REQUIRED TASK: Gather up the lines with the word "Injury" in them.

----

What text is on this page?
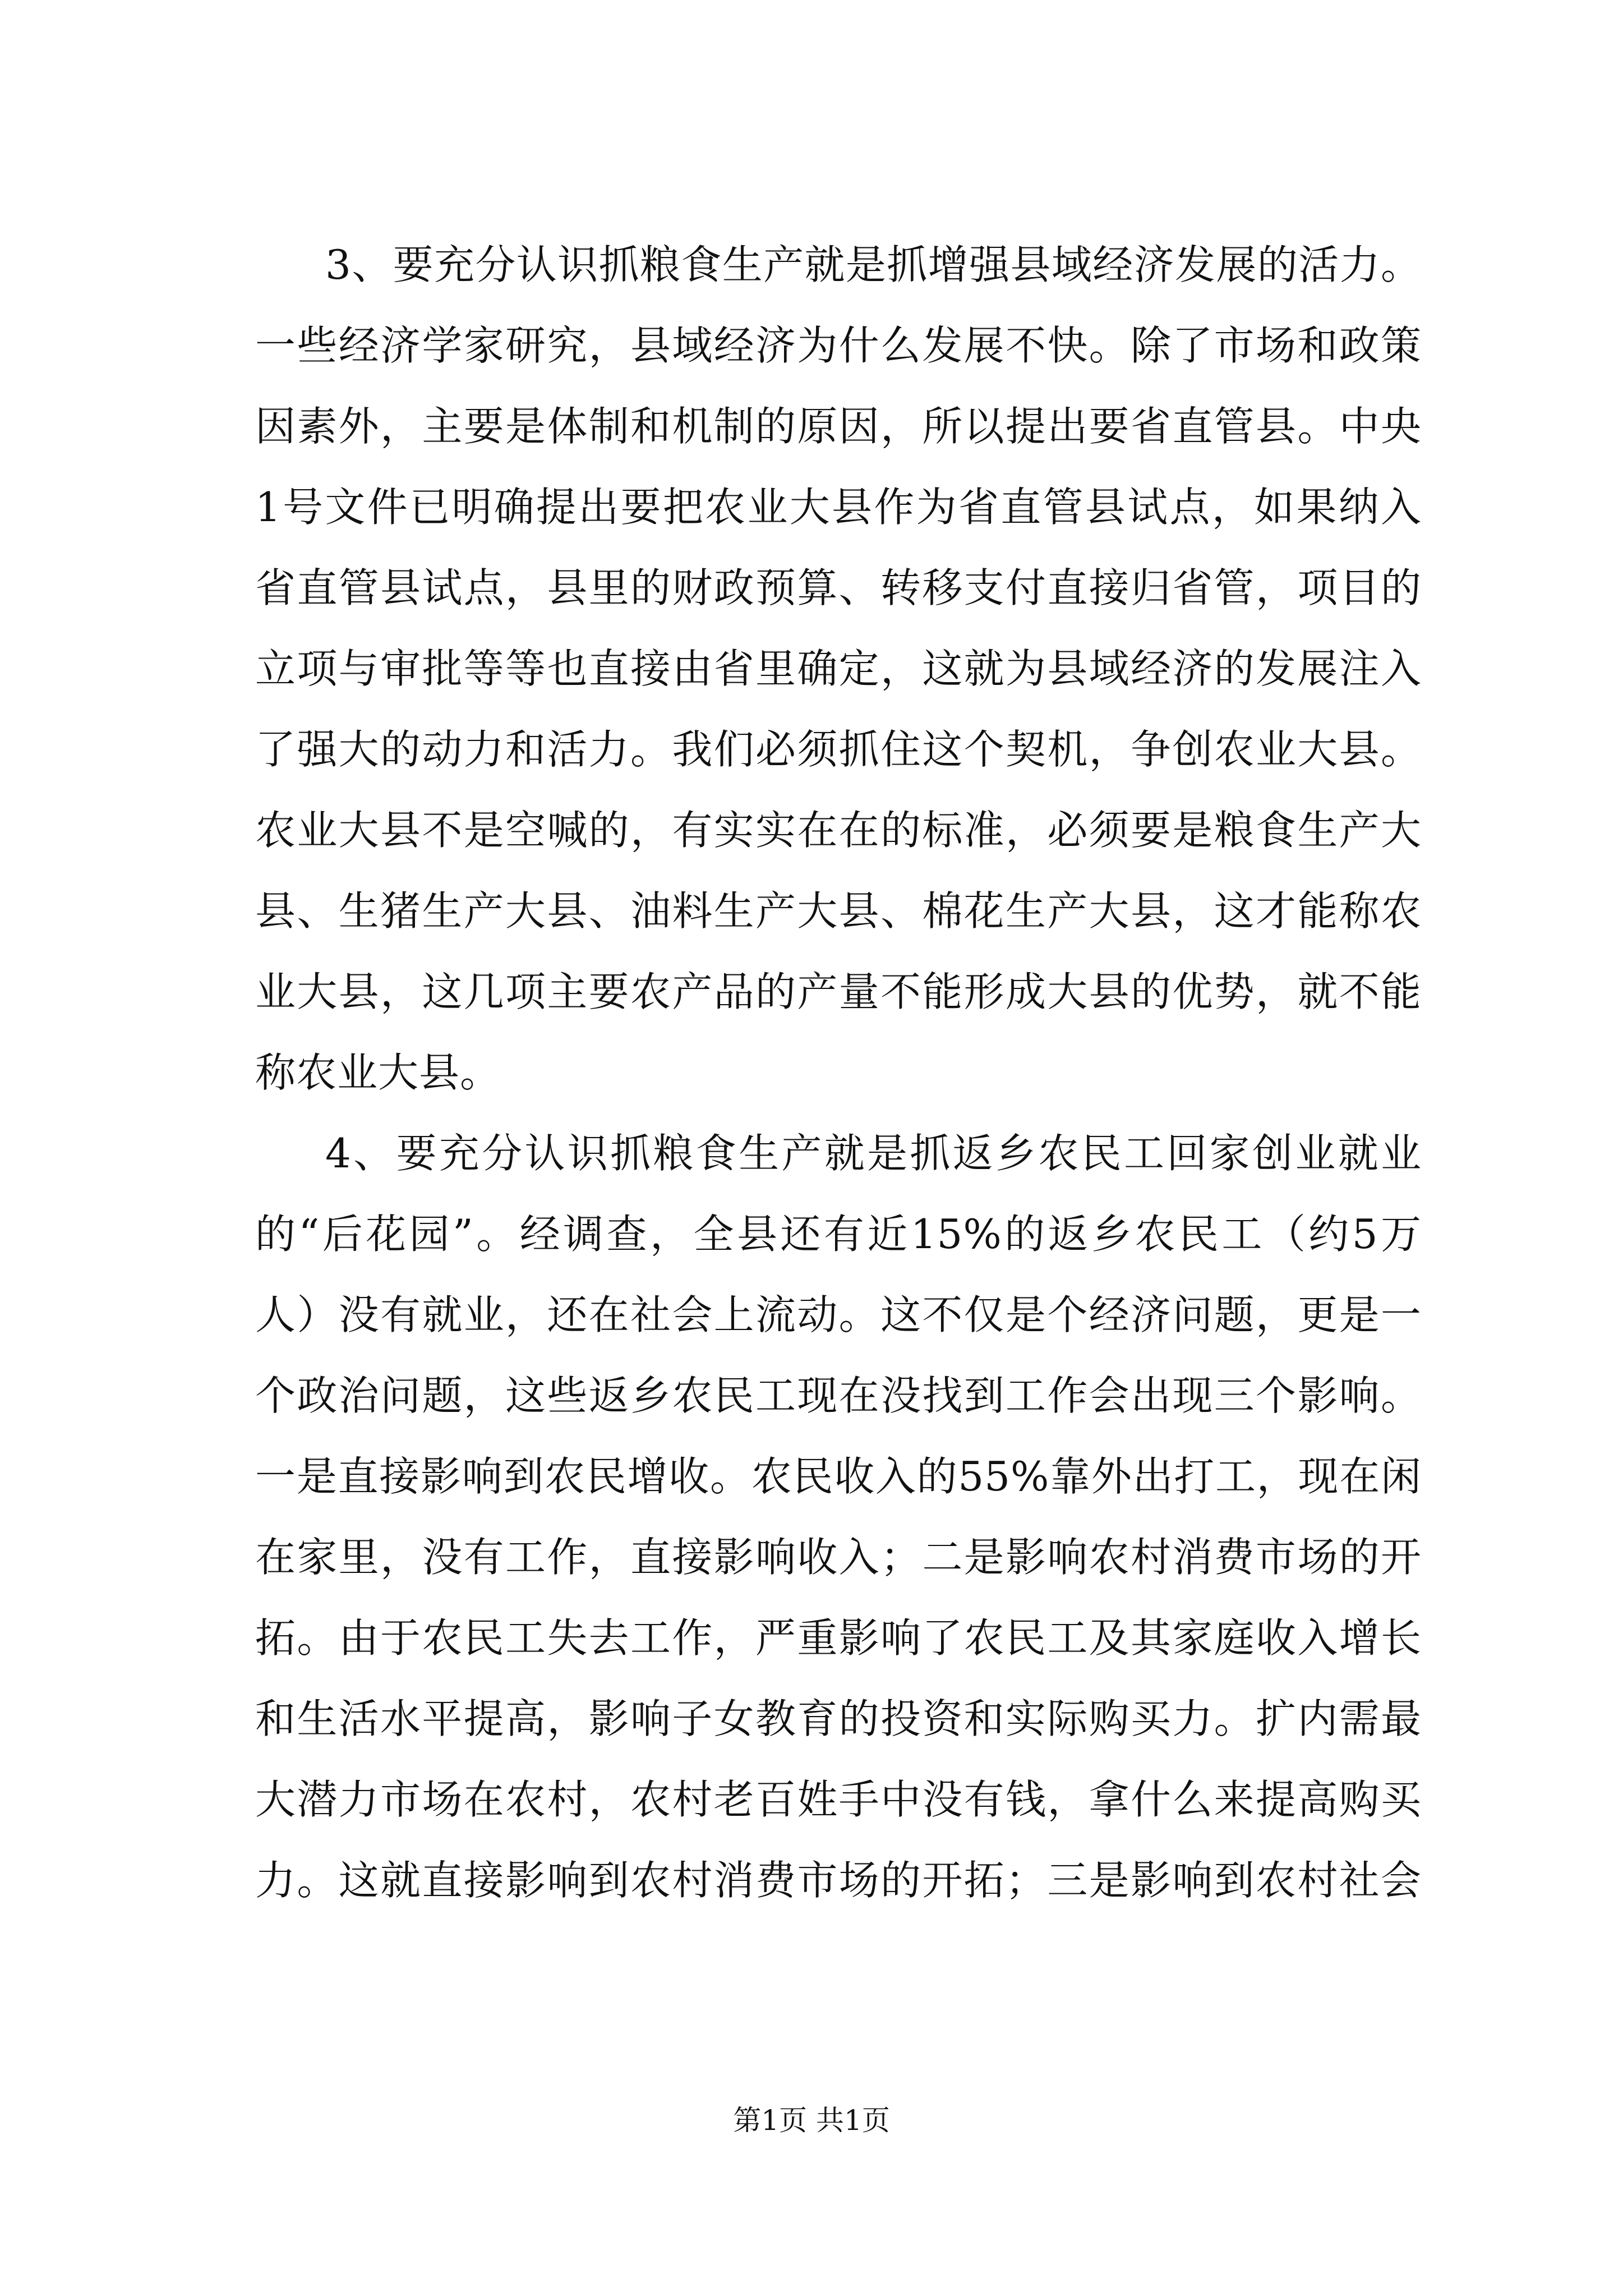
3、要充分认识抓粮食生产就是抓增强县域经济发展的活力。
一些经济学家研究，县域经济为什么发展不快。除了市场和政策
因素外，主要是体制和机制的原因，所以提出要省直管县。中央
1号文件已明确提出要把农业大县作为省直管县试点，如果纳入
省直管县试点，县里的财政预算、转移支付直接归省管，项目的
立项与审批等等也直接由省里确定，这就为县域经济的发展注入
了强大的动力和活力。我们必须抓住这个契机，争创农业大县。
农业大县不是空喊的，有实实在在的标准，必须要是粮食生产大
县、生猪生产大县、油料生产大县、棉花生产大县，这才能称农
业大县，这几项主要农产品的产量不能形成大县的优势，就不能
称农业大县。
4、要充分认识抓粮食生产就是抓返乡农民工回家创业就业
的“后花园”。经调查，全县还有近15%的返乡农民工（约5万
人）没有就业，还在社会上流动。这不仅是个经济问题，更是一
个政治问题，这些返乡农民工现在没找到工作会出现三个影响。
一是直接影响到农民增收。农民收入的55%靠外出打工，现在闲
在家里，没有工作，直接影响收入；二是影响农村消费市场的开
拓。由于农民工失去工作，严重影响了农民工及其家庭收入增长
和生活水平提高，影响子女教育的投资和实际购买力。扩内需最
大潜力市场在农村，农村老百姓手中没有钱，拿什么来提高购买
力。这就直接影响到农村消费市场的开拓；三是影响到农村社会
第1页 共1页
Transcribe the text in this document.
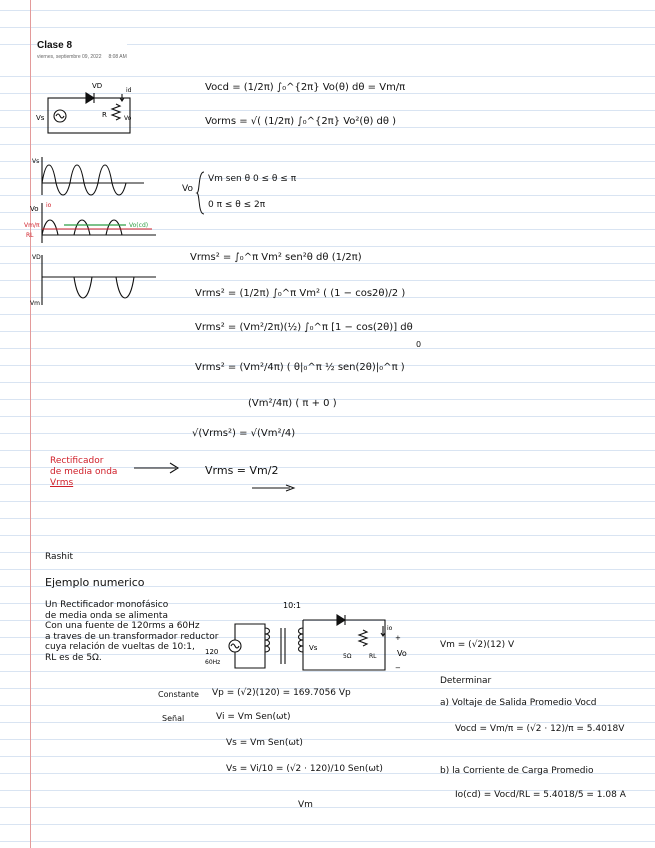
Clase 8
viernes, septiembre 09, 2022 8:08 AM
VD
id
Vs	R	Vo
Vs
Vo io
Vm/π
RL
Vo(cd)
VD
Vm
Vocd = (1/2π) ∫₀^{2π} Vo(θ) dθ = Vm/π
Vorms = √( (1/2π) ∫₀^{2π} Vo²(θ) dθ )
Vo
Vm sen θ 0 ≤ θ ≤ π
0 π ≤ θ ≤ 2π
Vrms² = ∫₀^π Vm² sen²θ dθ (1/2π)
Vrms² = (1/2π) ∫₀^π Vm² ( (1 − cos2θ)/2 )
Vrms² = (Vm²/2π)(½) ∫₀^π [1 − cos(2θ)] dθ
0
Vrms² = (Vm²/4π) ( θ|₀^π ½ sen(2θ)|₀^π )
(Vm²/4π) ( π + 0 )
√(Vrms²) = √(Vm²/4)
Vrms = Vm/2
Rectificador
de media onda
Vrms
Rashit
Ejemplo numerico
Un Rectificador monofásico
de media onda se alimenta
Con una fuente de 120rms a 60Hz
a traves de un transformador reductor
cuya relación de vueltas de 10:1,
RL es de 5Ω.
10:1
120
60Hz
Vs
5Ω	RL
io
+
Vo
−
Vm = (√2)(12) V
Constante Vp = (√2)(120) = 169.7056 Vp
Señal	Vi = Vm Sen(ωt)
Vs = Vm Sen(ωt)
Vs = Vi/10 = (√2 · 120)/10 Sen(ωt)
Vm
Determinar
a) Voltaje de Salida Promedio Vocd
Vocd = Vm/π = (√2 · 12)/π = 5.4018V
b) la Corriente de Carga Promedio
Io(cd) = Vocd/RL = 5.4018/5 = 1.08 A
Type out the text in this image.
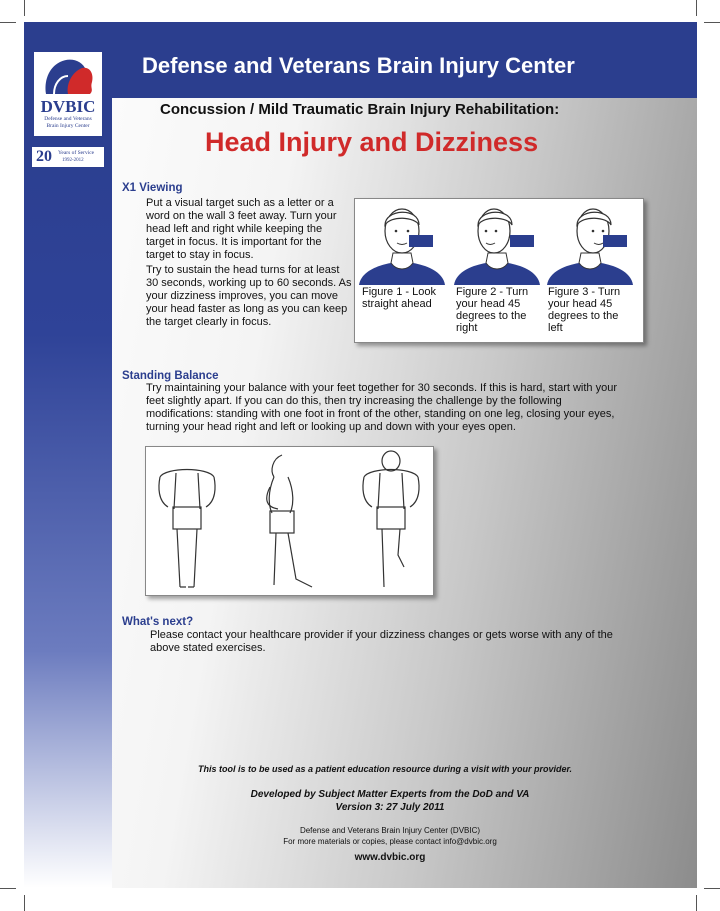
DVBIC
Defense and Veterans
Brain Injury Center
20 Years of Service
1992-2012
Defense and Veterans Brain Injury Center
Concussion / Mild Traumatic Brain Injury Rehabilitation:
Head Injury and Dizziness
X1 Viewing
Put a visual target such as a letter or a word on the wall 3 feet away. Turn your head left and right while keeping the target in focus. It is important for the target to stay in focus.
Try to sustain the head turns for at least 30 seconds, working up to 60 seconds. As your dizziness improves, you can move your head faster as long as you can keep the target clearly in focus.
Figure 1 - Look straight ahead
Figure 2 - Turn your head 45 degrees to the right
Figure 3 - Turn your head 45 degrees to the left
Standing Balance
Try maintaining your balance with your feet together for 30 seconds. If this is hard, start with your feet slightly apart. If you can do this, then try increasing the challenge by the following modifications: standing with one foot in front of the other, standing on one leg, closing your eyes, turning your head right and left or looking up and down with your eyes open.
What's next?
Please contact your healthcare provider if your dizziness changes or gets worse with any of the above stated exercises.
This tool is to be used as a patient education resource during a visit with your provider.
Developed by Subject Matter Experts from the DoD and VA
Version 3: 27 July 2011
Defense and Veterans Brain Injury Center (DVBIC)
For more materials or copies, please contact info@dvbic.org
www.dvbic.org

----

RESPONSE TO THIS EXERCISE:
Brain Injury Center
Defense and Veterans Brain Injury Center
Concussion / Mild Traumatic Brain Injury Rehabilitation:
Head Injury and Dizziness
Defense and Veterans Brain Injury Center (DVBIC)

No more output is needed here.